- **Task details**:
List every line below that contains the word "Sage".

- **Given data**:
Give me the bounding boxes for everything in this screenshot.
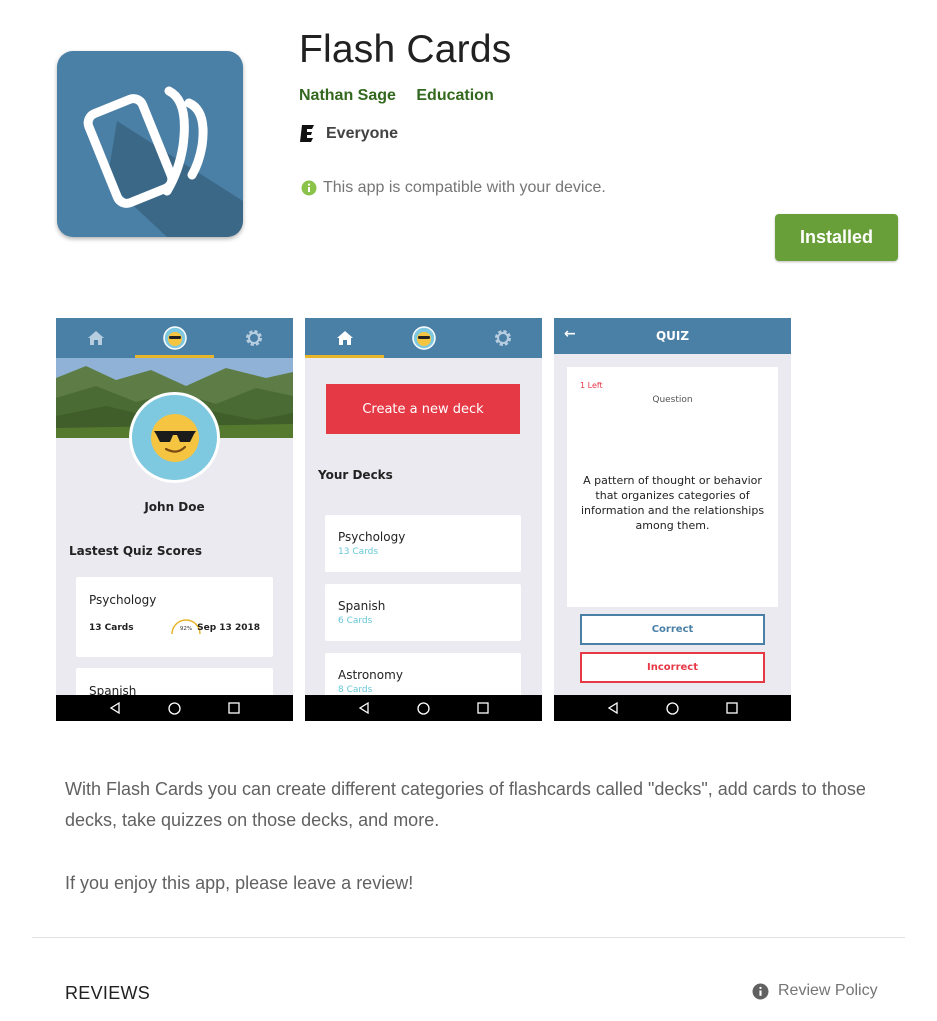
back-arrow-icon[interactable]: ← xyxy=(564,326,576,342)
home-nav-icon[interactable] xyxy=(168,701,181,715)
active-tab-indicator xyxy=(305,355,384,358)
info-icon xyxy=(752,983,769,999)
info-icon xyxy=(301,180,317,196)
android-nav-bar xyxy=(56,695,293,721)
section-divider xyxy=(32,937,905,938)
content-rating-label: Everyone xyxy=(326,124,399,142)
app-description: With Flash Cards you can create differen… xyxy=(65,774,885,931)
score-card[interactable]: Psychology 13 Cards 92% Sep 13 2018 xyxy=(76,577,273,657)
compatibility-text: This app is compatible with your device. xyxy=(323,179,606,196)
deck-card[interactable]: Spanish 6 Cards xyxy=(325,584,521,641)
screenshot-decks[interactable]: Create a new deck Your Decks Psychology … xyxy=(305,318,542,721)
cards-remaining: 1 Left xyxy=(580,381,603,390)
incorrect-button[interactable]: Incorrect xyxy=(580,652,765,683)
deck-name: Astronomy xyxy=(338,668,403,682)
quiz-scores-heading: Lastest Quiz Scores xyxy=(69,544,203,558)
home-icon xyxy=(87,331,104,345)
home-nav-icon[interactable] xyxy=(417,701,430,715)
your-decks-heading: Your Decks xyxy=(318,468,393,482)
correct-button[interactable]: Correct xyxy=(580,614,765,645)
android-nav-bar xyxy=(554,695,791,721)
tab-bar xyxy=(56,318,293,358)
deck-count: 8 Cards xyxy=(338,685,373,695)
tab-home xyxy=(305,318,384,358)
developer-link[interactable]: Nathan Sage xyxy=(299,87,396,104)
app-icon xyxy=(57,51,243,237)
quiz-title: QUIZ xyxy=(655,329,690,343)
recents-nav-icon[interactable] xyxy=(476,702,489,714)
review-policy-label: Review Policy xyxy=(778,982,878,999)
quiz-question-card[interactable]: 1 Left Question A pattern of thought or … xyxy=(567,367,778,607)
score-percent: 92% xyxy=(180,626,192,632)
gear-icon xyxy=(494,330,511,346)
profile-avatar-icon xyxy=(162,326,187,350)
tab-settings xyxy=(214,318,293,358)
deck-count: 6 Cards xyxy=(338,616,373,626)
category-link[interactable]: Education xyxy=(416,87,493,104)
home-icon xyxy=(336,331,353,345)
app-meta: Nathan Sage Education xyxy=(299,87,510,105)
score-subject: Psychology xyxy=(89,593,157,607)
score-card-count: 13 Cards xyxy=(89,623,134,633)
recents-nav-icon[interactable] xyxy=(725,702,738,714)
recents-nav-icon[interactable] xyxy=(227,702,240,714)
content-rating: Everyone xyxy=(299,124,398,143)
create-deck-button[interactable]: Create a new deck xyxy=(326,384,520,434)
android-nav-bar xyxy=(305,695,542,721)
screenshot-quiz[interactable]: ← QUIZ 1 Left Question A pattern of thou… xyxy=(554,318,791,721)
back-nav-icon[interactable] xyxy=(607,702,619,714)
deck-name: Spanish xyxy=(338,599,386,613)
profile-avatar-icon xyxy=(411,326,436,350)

- **Expected answer**:
developer-link[interactable]: Nathan Sage xyxy=(299,87,396,104)
app-meta: Nathan Sage Education xyxy=(299,87,510,105)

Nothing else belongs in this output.